• _What to produce_:
For each line below that includes the word "规划技术管理规定", make a copy.

[START Material supplied]

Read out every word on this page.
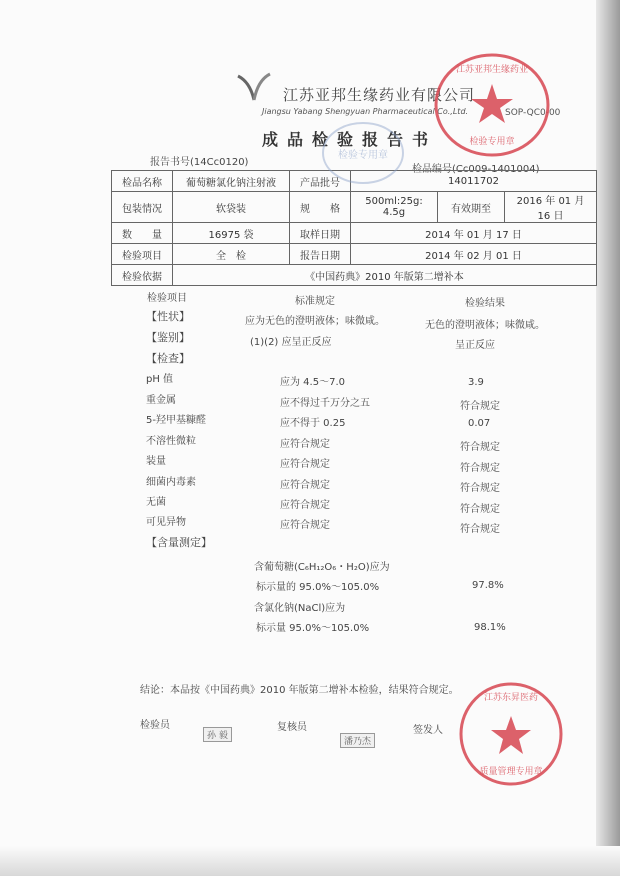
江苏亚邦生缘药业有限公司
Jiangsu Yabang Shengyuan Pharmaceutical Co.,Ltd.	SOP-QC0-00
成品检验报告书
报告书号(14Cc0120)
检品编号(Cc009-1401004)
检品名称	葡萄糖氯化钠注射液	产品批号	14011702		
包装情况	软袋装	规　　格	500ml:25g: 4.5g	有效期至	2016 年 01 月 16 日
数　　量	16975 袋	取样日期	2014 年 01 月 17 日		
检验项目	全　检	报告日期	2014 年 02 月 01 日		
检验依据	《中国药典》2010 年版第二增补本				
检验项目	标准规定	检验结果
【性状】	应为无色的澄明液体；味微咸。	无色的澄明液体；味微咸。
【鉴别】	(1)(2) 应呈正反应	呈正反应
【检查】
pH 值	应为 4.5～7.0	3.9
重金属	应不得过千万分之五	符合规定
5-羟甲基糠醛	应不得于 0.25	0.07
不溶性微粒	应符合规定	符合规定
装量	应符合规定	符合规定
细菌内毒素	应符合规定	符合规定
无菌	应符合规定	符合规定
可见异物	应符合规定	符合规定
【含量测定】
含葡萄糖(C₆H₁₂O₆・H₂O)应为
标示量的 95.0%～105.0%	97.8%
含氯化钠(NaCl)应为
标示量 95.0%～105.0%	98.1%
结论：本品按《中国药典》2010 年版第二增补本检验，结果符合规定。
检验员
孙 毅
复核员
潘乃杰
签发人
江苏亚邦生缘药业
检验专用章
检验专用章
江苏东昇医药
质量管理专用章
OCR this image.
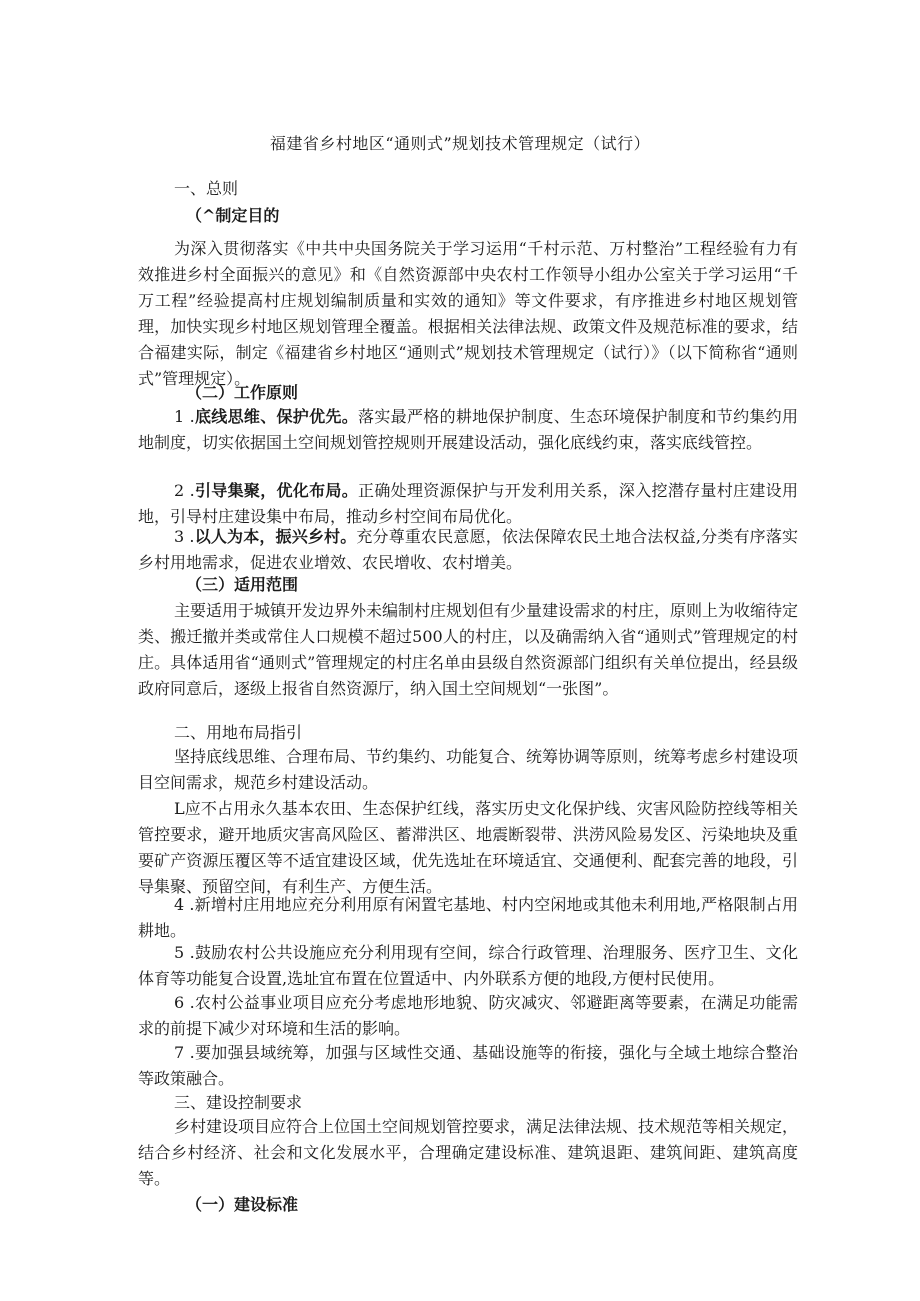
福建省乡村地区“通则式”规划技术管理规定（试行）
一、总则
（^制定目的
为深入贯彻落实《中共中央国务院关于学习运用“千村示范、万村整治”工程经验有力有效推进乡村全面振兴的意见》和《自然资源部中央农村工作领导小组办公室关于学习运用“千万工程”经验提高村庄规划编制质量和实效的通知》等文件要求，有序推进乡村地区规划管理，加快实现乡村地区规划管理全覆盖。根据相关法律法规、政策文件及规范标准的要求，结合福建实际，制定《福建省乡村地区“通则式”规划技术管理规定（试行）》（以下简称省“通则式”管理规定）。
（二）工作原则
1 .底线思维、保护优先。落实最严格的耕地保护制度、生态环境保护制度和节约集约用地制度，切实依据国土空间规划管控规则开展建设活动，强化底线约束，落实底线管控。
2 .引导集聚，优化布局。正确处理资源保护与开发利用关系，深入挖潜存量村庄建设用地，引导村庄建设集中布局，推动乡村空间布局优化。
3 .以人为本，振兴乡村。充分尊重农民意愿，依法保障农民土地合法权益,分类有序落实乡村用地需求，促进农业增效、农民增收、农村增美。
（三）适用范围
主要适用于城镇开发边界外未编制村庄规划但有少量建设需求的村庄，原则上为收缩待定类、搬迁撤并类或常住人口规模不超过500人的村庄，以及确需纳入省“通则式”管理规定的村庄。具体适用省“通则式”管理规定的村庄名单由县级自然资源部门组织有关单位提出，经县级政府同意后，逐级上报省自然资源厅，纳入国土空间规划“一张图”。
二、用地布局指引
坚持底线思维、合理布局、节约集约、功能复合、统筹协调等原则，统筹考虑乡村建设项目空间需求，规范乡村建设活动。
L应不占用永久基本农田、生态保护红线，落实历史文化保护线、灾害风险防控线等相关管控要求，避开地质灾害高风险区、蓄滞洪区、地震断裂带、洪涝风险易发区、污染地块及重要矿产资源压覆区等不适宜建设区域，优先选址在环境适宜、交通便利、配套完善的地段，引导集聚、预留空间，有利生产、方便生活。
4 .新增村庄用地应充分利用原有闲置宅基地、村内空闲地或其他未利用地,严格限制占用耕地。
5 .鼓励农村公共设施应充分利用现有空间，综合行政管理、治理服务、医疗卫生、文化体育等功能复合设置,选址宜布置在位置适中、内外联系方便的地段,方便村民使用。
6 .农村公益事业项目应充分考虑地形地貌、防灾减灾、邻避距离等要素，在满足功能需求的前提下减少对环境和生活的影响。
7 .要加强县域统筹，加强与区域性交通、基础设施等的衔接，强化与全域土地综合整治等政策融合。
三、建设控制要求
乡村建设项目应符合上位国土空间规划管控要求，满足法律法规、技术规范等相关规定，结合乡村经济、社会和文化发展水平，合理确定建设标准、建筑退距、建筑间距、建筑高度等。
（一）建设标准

[END Material supplied]

• _Finished exercise_:
福建省乡村地区“通则式”规划技术管理规定（试行）
为深入贯彻落实《中共中央国务院关于学习运用“千村示范、万村整治”工程经验有力有效推进乡村全面振兴的意见》和《自然资源部中央农村工作领导小组办公室关于学习运用“千万工程”经验提高村庄规划编制质量和实效的通知》等文件要求，有序推进乡村地区规划管理，加快实现乡村地区规划管理全覆盖。根据相关法律法规、政策文件及规范标准的要求，结合福建实际，制定《福建省乡村地区“通则式”规划技术管理规定（试行）》（以下简称省“通则式”管理规定）。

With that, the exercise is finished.